SHORT PROBLEM: Provide the count of lines that hold "JSON" and no other output.

----------------

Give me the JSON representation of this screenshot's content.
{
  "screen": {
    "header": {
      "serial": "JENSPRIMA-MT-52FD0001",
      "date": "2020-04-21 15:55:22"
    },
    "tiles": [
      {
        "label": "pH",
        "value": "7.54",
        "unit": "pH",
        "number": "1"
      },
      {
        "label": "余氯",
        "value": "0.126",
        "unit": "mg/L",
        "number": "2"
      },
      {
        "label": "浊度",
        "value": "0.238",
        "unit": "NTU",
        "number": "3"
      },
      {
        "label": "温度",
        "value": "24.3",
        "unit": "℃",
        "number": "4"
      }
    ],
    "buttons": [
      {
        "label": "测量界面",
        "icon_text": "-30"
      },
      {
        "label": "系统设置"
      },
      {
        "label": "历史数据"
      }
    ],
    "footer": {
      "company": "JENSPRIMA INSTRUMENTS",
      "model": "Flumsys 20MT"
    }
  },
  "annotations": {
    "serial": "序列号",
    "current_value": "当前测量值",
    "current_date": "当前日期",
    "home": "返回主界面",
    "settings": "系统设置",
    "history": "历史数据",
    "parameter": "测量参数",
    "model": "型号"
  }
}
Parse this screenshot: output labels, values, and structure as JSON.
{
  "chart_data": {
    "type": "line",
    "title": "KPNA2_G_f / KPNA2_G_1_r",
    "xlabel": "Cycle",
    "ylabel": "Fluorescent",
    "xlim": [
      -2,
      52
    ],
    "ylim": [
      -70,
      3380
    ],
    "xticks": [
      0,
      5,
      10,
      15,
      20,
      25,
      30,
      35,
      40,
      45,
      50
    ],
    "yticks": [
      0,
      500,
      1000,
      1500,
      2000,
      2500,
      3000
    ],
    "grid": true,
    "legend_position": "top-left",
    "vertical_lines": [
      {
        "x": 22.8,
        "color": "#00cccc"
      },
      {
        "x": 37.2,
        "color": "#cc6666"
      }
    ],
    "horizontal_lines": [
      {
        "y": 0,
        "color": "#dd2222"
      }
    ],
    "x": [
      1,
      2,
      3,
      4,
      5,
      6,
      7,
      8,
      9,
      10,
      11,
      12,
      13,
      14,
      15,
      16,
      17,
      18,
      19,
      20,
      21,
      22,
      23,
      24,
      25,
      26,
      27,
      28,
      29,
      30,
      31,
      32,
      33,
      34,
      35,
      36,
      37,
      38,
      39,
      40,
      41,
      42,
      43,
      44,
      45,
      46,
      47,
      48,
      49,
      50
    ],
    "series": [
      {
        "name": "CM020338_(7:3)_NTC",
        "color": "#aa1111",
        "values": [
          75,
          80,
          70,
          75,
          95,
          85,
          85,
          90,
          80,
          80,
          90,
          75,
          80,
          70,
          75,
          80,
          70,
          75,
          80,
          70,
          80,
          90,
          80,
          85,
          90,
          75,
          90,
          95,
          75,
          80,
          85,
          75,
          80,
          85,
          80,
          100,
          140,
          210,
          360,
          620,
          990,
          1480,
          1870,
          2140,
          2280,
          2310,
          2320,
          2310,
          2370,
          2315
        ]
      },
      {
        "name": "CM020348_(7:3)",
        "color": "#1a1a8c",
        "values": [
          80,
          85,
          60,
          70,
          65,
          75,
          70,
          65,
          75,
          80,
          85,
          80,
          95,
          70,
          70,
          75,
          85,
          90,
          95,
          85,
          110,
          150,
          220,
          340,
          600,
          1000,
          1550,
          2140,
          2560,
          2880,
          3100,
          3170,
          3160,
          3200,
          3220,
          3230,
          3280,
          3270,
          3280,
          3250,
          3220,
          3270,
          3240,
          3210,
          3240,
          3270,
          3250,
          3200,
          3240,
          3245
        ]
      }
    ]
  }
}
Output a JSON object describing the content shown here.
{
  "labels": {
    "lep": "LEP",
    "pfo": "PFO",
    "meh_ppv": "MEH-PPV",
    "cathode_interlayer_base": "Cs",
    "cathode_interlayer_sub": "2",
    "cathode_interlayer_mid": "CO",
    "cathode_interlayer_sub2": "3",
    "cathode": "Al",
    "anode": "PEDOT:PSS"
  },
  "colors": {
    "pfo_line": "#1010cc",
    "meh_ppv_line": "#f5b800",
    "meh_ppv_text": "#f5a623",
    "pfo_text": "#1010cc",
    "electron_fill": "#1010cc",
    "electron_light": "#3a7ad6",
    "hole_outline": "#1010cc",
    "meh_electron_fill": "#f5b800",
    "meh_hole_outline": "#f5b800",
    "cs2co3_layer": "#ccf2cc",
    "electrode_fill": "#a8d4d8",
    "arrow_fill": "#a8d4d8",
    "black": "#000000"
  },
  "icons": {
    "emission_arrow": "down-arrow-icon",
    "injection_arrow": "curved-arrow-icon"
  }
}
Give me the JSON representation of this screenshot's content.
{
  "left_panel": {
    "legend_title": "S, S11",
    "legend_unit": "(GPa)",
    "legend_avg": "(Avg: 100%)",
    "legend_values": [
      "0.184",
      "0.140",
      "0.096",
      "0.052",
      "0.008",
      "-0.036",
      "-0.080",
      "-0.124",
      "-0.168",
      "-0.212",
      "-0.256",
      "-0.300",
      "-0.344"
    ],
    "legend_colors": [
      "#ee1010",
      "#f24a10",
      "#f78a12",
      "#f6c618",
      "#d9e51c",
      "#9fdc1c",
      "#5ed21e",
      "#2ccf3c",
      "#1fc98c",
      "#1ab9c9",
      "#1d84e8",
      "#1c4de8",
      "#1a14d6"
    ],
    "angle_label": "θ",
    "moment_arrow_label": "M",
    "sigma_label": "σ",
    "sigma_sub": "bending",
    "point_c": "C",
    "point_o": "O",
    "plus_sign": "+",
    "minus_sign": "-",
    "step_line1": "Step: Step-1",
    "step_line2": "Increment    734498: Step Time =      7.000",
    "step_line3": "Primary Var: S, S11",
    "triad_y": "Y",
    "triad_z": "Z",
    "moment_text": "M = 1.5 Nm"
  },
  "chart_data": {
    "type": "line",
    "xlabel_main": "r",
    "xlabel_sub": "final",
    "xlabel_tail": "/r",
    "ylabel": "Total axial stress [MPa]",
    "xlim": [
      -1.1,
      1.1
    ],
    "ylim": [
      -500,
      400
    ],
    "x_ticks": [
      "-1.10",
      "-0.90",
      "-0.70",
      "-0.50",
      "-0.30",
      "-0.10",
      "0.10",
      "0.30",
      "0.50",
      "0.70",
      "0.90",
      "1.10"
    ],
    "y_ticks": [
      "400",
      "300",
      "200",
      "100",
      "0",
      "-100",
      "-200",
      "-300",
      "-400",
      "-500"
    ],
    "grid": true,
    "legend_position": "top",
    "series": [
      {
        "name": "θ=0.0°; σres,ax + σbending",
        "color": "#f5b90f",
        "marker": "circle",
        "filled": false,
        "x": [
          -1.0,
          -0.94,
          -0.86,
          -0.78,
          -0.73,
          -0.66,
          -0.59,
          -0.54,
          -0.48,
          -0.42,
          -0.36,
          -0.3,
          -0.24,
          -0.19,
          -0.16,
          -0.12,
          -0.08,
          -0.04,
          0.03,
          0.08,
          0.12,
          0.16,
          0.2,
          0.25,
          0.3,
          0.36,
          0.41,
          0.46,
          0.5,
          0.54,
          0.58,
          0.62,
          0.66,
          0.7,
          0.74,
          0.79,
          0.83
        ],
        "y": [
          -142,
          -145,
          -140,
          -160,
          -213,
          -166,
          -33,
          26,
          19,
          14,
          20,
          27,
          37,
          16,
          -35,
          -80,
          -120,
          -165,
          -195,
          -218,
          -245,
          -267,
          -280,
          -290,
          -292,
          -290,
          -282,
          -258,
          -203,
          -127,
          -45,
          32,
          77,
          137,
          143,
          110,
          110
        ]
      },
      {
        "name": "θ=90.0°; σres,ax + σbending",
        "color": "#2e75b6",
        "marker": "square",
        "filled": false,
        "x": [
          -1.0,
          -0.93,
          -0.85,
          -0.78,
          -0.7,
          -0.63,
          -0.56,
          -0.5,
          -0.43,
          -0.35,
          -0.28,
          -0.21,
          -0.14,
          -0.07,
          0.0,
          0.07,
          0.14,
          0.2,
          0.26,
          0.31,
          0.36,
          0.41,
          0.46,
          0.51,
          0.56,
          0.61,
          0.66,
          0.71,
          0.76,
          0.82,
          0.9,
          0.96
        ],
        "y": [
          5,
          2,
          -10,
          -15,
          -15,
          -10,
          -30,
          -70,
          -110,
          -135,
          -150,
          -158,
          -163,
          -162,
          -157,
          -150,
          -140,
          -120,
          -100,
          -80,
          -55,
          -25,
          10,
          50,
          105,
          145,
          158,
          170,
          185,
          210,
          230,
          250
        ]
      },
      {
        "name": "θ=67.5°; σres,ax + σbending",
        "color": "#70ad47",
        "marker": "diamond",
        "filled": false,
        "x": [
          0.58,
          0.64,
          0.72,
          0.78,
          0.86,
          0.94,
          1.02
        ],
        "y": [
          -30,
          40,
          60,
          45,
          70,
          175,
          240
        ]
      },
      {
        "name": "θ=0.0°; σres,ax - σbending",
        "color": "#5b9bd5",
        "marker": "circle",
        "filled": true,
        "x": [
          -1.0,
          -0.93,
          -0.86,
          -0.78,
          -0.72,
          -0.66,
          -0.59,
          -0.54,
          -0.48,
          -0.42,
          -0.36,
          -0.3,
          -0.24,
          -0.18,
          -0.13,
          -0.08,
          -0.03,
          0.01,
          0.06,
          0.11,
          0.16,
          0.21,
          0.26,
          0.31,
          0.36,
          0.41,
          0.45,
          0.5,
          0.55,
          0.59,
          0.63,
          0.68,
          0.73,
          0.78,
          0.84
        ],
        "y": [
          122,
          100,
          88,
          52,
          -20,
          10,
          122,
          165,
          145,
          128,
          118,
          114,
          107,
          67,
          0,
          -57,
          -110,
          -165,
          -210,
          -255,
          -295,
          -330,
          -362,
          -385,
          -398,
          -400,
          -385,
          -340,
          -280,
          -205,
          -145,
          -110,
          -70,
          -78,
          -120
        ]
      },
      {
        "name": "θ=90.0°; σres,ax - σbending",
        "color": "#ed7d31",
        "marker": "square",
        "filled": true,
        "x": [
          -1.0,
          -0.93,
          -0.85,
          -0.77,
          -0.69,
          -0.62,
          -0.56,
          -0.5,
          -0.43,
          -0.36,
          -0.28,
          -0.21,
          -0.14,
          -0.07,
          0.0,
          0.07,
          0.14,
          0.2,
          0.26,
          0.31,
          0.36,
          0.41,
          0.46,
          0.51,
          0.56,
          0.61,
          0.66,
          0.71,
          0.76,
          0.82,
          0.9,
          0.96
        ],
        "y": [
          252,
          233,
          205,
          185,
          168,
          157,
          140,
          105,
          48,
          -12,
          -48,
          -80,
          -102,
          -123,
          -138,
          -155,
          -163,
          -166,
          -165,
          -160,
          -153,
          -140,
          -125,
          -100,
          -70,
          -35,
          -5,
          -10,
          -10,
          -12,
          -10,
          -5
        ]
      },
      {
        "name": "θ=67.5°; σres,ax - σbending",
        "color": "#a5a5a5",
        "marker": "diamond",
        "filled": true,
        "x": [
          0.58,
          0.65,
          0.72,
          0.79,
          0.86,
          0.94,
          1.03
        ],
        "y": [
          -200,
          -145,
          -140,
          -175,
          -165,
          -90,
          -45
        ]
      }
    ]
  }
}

----------------

TASK SOLUTION: 4